▸ WHAT YOU NEED TO DO
Find the string "быть" in the entries and copy each line that has it.

[Begin]

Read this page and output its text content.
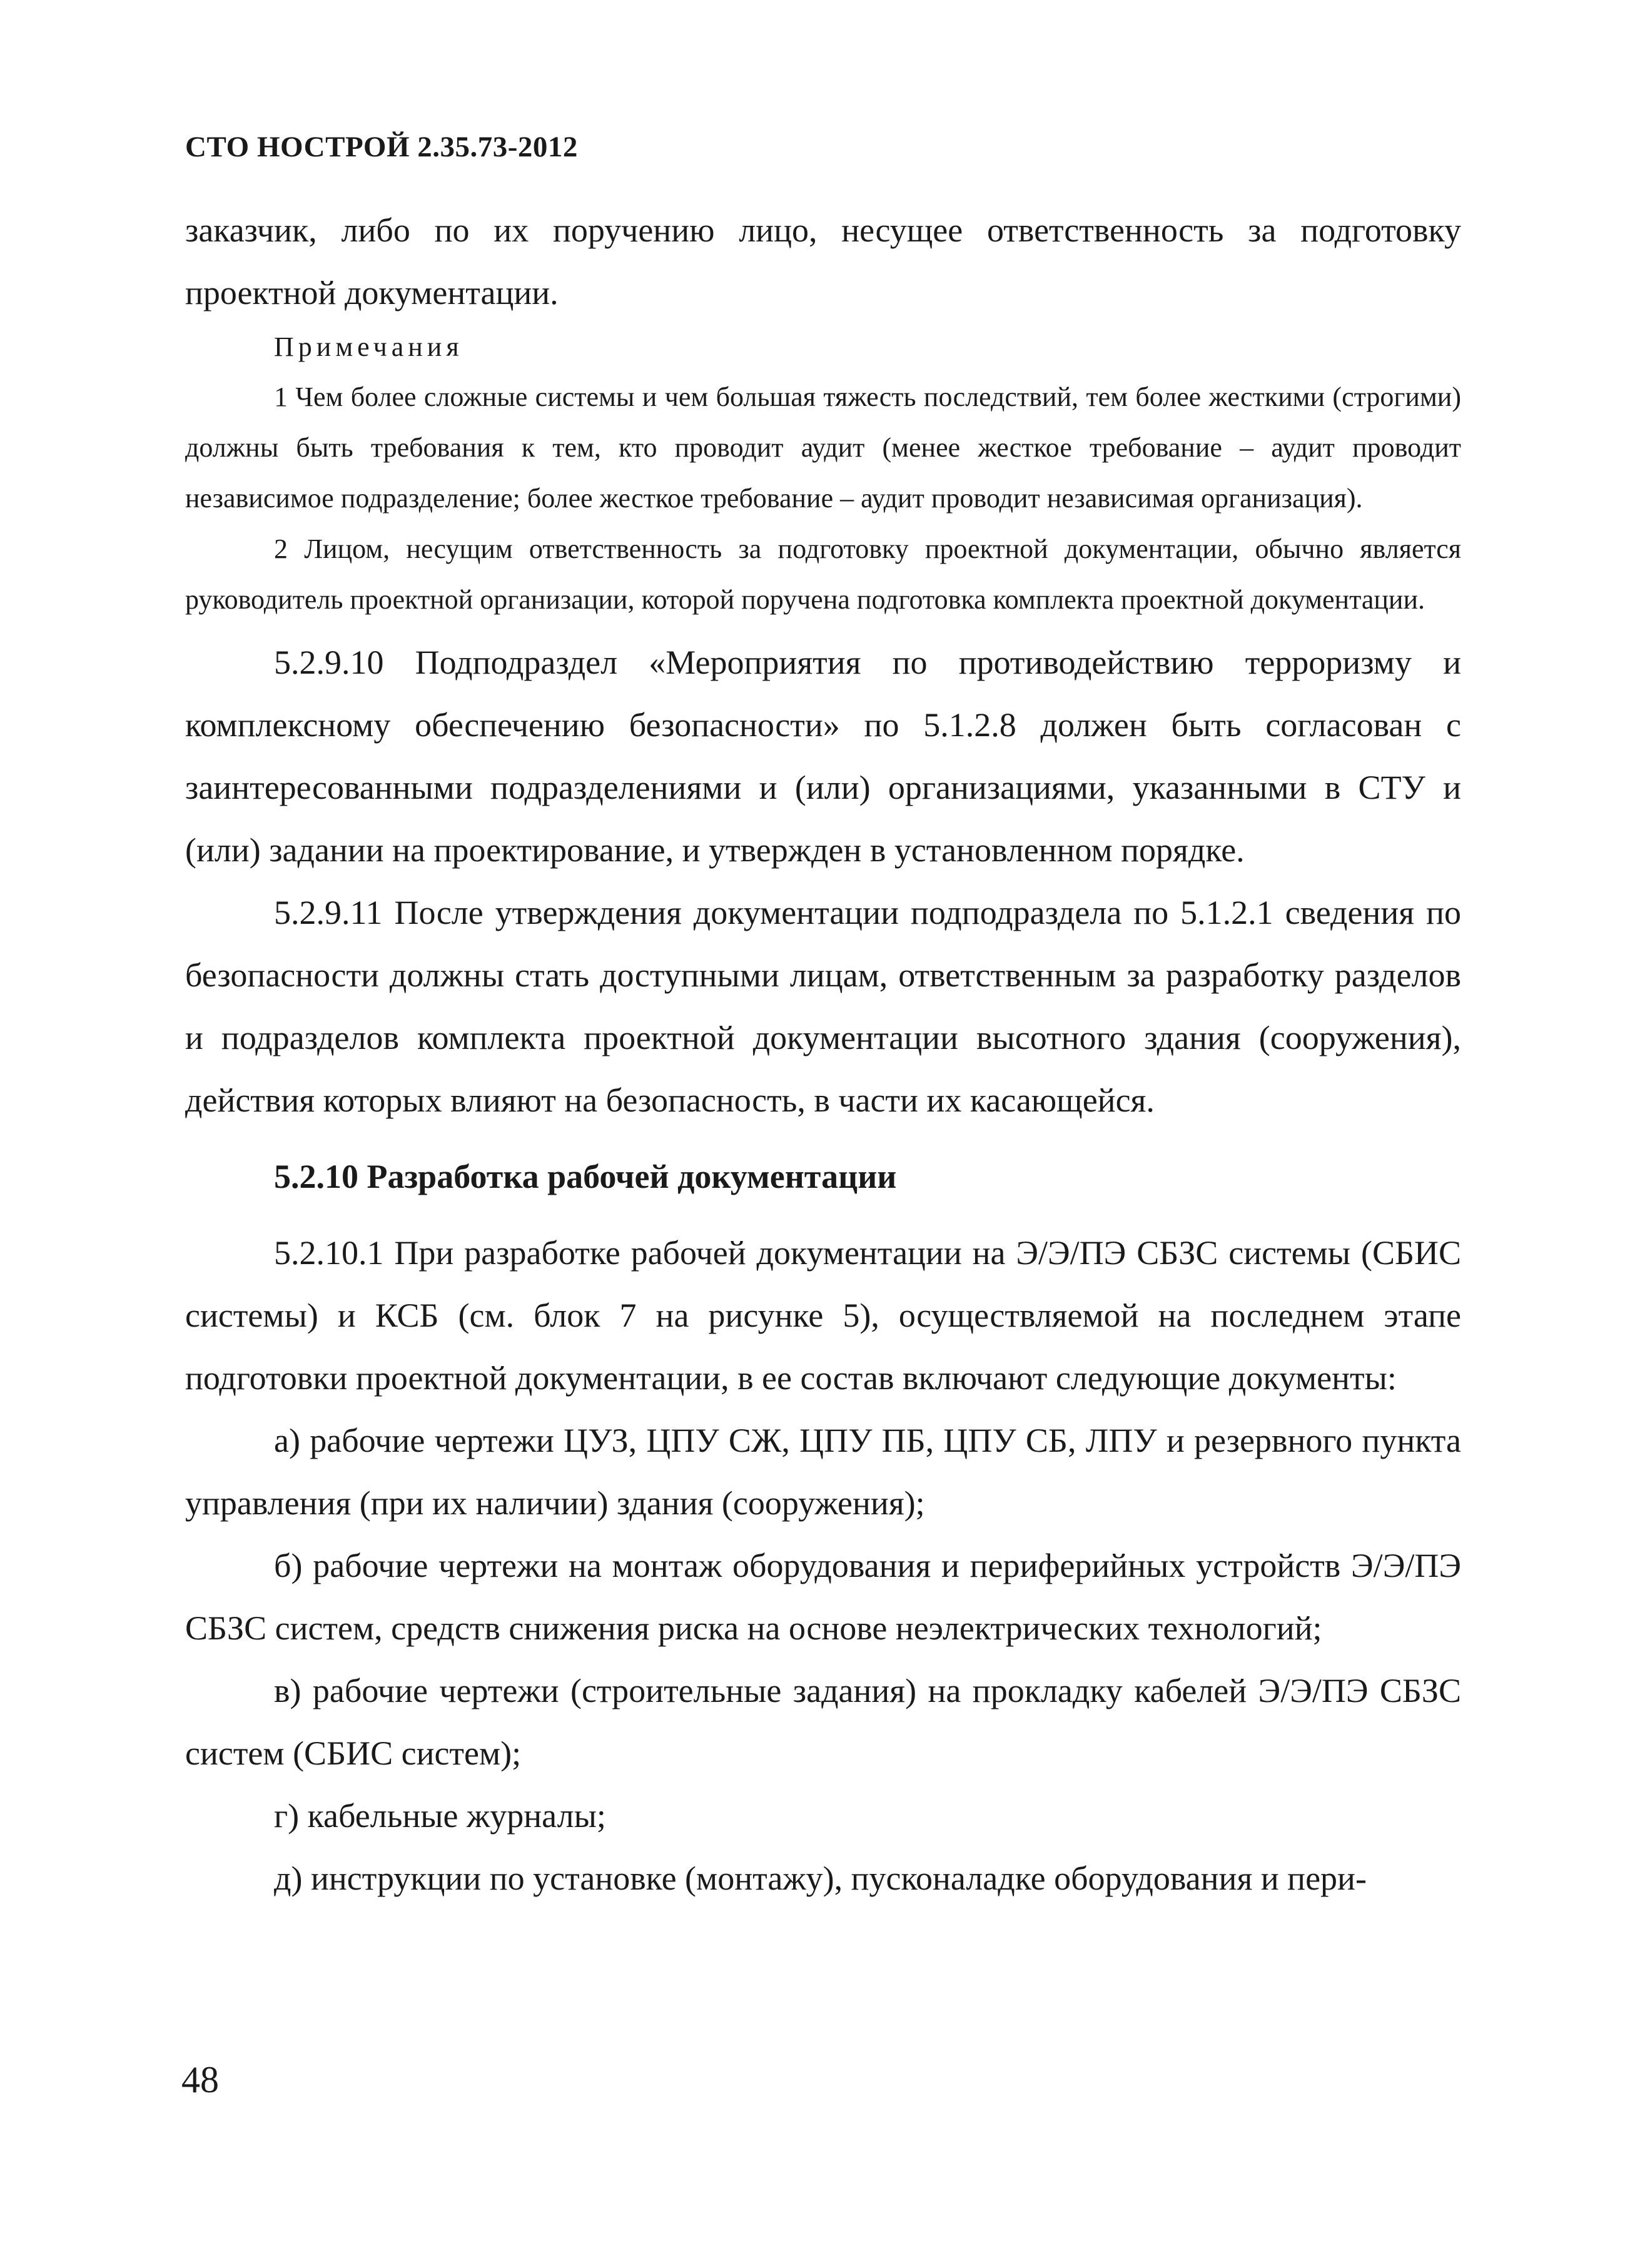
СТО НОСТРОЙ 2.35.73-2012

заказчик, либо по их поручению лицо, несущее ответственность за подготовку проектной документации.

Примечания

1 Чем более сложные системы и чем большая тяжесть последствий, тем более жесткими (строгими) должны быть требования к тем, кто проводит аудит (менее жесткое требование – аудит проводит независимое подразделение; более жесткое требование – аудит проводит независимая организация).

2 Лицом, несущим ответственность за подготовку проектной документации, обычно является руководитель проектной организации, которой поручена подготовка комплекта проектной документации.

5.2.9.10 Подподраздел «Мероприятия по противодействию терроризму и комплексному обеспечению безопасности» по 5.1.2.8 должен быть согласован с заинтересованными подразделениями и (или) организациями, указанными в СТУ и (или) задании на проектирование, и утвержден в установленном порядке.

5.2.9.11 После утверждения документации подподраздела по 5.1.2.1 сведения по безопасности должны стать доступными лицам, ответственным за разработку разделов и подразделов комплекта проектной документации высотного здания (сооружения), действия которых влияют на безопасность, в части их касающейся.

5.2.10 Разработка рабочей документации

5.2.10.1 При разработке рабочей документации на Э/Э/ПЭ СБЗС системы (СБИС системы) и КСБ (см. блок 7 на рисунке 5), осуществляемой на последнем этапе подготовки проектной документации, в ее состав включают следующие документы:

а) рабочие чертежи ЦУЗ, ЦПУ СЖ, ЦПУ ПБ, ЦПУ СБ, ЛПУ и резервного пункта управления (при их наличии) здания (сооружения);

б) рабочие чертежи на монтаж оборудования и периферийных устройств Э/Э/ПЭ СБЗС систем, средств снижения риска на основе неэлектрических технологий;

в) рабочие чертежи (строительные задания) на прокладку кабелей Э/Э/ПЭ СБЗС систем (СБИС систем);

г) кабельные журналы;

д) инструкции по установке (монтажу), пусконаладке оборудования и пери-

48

[End]

▸ COMPLETED TASK
1 Чем более сложные системы и чем большая тяжесть последствий, тем более жесткими (строгими) должны быть требования к тем, кто проводит аудит (менее жесткое требование – аудит проводит независимое подразделение; более жесткое требование – аудит проводит независимая организация).
5.2.9.10 Подподраздел «Мероприятия по противодействию терроризму и комплексному обеспечению безопасности» по 5.1.2.8 должен быть согласован с заинтересованными подразделениями и (или) организациями, указанными в СТУ и (или) задании на проектирование, и утвержден в установленном порядке.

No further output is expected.